In this exercise, return the whole listing exactly, excluding any images.

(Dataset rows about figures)
┄┄┄┄┄┄

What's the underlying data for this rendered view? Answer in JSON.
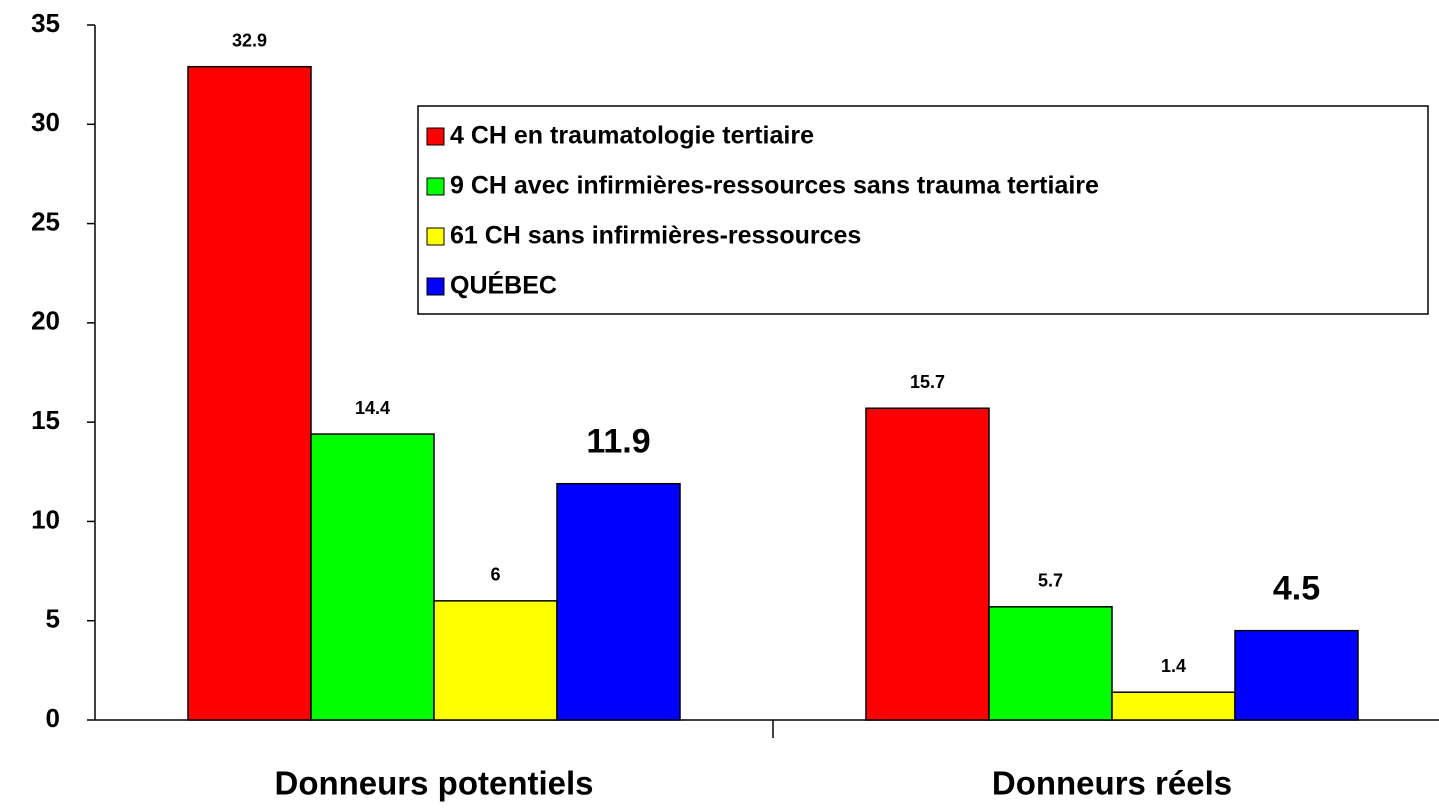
{
  "chart_data": {
    "type": "bar",
    "categories": [
      "Donneurs potentiels",
      "Donneurs réels"
    ],
    "series": [
      {
        "name": "4 CH en traumatologie tertiaire",
        "color": "#ff0000",
        "values": [
          32.9,
          15.7
        ]
      },
      {
        "name": "9 CH avec infirmières-ressources sans trauma tertiaire",
        "color": "#00ff00",
        "values": [
          14.4,
          5.7
        ]
      },
      {
        "name": "61 CH sans infirmières-ressources",
        "color": "#ffff00",
        "values": [
          6,
          1.4
        ]
      },
      {
        "name": "QUÉBEC",
        "color": "#0000ff",
        "values": [
          11.9,
          4.5
        ]
      }
    ],
    "ylim": [
      0,
      35
    ],
    "yticks": [
      0,
      5,
      10,
      15,
      20,
      25,
      30,
      35
    ],
    "grid": false,
    "legend": "top-right"
  }
}
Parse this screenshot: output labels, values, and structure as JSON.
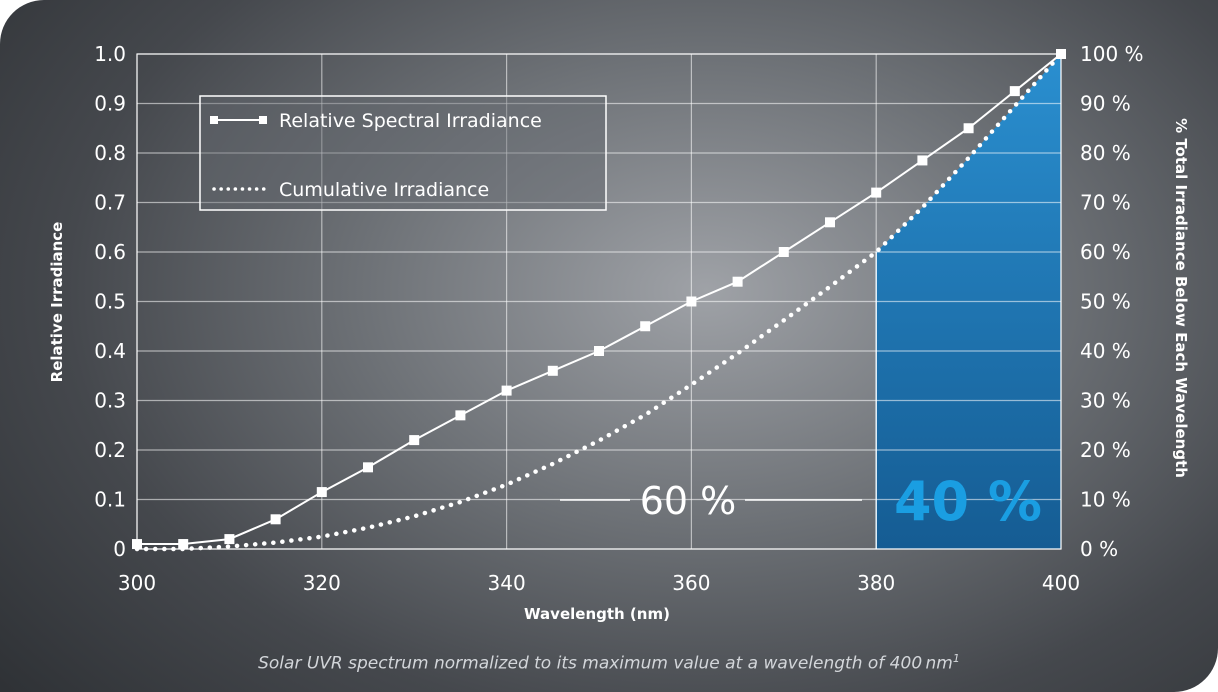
{
  "chart_data": {
    "type": "line",
    "xlabel": "Wavelength (nm)",
    "ylabel": "Relative Irradiance",
    "y2label": "% Total Irradiance Below Each Wavelength",
    "xlim": [
      300,
      400
    ],
    "ylim": [
      0,
      1.0
    ],
    "y2lim": [
      0,
      100
    ],
    "x_ticks": [
      "300",
      "320",
      "340",
      "360",
      "380",
      "400"
    ],
    "x_tick_values": [
      300,
      320,
      340,
      360,
      380,
      400
    ],
    "y_ticks": [
      "0",
      "0.1",
      "0.2",
      "0.3",
      "0.4",
      "0.5",
      "0.6",
      "0.7",
      "0.8",
      "0.9",
      "1.0"
    ],
    "y2_ticks": [
      "0 %",
      "10 %",
      "20 %",
      "30 %",
      "40 %",
      "50 %",
      "60 %",
      "70 %",
      "80 %",
      "90 %",
      "100 %"
    ],
    "grid": true,
    "legend_position": "top-left",
    "series": [
      {
        "name": "Relative Spectral Irradiance",
        "style": "solid-square-markers",
        "x": [
          300,
          305,
          310,
          315,
          320,
          325,
          330,
          335,
          340,
          345,
          350,
          355,
          360,
          365,
          370,
          375,
          380,
          385,
          390,
          395,
          400
        ],
        "y": [
          0.01,
          0.01,
          0.02,
          0.06,
          0.115,
          0.165,
          0.22,
          0.27,
          0.32,
          0.36,
          0.4,
          0.45,
          0.5,
          0.54,
          0.6,
          0.66,
          0.72,
          0.785,
          0.85,
          0.925,
          1.0
        ]
      },
      {
        "name": "Cumulative Irradiance",
        "style": "dotted",
        "x": [
          300,
          305,
          310,
          315,
          320,
          325,
          330,
          335,
          340,
          345,
          350,
          355,
          360,
          365,
          370,
          375,
          380,
          385,
          390,
          395,
          400
        ],
        "y": [
          0.0,
          0.0,
          0.5,
          1.3,
          2.5,
          4.3,
          6.6,
          9.5,
          13.0,
          17.2,
          21.9,
          27.1,
          33.2,
          39.5,
          46.2,
          53.0,
          60.0,
          69.0,
          79.0,
          89.5,
          100.0
        ]
      }
    ],
    "annotations": [
      {
        "text": "60 %",
        "x_range": [
          300,
          380
        ]
      },
      {
        "text": "40 %",
        "x_range": [
          380,
          400
        ],
        "color": "#1a9ee2"
      }
    ],
    "highlight_region": {
      "x_range": [
        380,
        400
      ],
      "color": "#1e6fa6"
    },
    "caption": "Solar UVR spectrum normalized to its maximum value at a wavelength of 400 nm",
    "caption_sup": "1"
  }
}
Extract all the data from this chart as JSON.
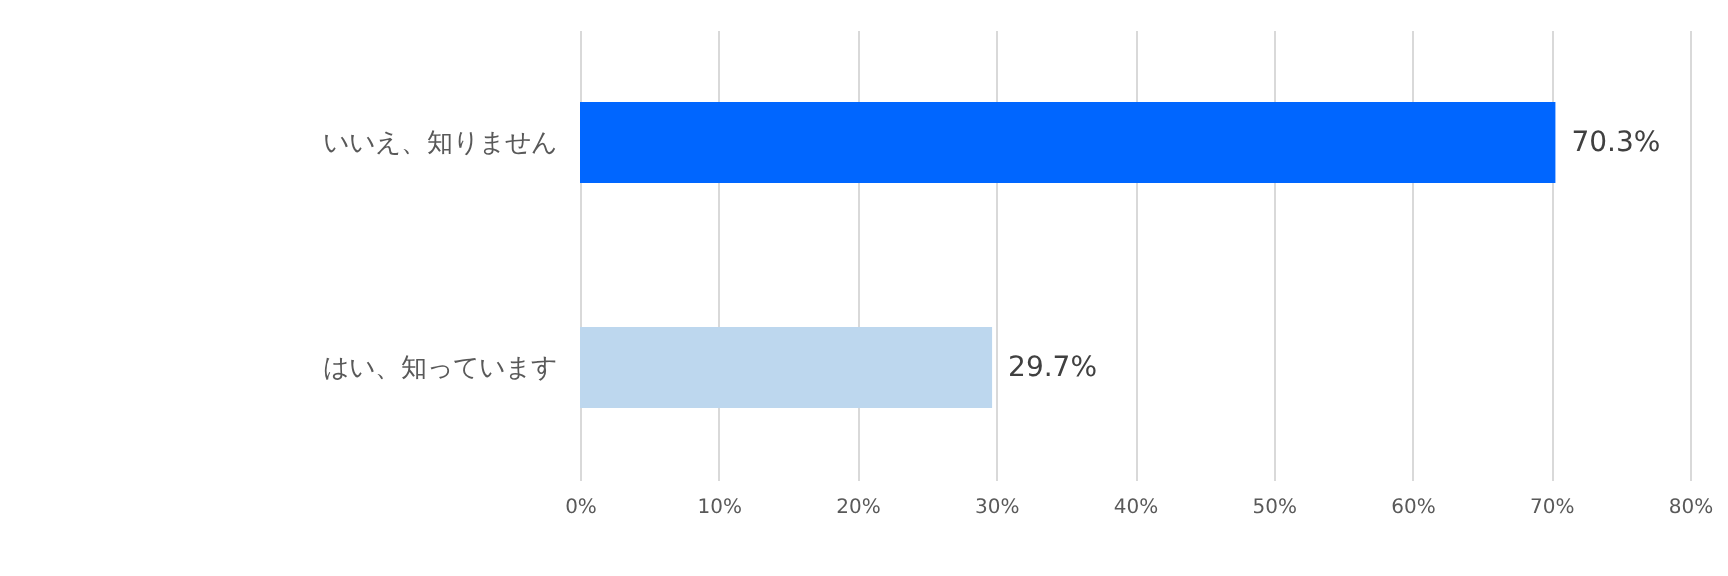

┄┄┄┄┄┄

=== FULL ANSWER ===
What's the underlying data for this rendered view? Answer in JSON.
{
  "chart_data": {
    "type": "bar",
    "categories": [
      "Donneurs potentiels",
      "Donneurs réels"
    ],
    "series": [
      {
        "name": "4 CH en traumatologie tertiaire",
        "color": "#ff0000",
        "values": [
          32.9,
          15.7
        ]
      },
      {
        "name": "9 CH avec infirmières-ressources sans trauma tertiaire",
        "color": "#00ff00",
        "values": [
          14.4,
          5.7
        ]
      },
      {
        "name": "61 CH sans infirmières-ressources",
        "color": "#ffff00",
        "values": [
          6,
          1.4
        ]
      },
      {
        "name": "QUÉBEC",
        "color": "#0000ff",
        "values": [
          11.9,
          4.5
        ]
      }
    ],
    "ylim": [
      0,
      35
    ],
    "yticks": [
      0,
      5,
      10,
      15,
      20,
      25,
      30,
      35
    ],
    "grid": false,
    "legend": "top-right"
  }
}
Parse this screenshot: output labels, values, and structure as JSON.
{
  "chart_data": {
    "type": "line",
    "xlabel": "Wavelength (nm)",
    "ylabel": "Relative Irradiance",
    "y2label": "% Total Irradiance Below Each Wavelength",
    "xlim": [
      300,
      400
    ],
    "ylim": [
      0,
      1.0
    ],
    "y2lim": [
      0,
      100
    ],
    "x_ticks": [
      "300",
      "320",
      "340",
      "360",
      "380",
      "400"
    ],
    "x_tick_values": [
      300,
      320,
      340,
      360,
      380,
      400
    ],
    "y_ticks": [
      "0",
      "0.1",
      "0.2",
      "0.3",
      "0.4",
      "0.5",
      "0.6",
      "0.7",
      "0.8",
      "0.9",
      "1.0"
    ],
    "y2_ticks": [
      "0 %",
      "10 %",
      "20 %",
      "30 %",
      "40 %",
      "50 %",
      "60 %",
      "70 %",
      "80 %",
      "90 %",
      "100 %"
    ],
    "grid": true,
    "legend_position": "top-left",
    "series": [
      {
        "name": "Relative Spectral Irradiance",
        "style": "solid-square-markers",
        "x": [
          300,
          305,
          310,
          315,
          320,
          325,
          330,
          335,
          340,
          345,
          350,
          355,
          360,
          365,
          370,
          375,
          380,
          385,
          390,
          395,
          400
        ],
        "y": [
          0.01,
          0.01,
          0.02,
          0.06,
          0.115,
          0.165,
          0.22,
          0.27,
          0.32,
          0.36,
          0.4,
          0.45,
          0.5,
          0.54,
          0.6,
          0.66,
          0.72,
          0.785,
          0.85,
          0.925,
          1.0
        ]
      },
      {
        "name": "Cumulative Irradiance",
        "style": "dotted",
        "x": [
          300,
          305,
          310,
          315,
          320,
          325,
          330,
          335,
          340,
          345,
          350,
          355,
          360,
          365,
          370,
          375,
          380,
          385,
          390,
          395,
          400
        ],
        "y": [
          0.0,
          0.0,
          0.5,
          1.3,
          2.5,
          4.3,
          6.6,
          9.5,
          13.0,
          17.2,
          21.9,
          27.1,
          33.2,
          39.5,
          46.2,
          53.0,
          60.0,
          69.0,
          79.0,
          89.5,
          100.0
        ]
      }
    ],
    "annotations": [
      {
        "text": "60 %",
        "x_range": [
          300,
          380
        ]
      },
      {
        "text": "40 %",
        "x_range": [
          380,
          400
        ],
        "color": "#1a9ee2"
      }
    ],
    "highlight_region": {
      "x_range": [
        380,
        400
      ],
      "color": "#1e6fa6"
    },
    "caption": "Solar UVR spectrum normalized to its maximum value at a wavelength of 400 nm",
    "caption_sup": "1"
  }
}
Extract all the data from this chart as JSON.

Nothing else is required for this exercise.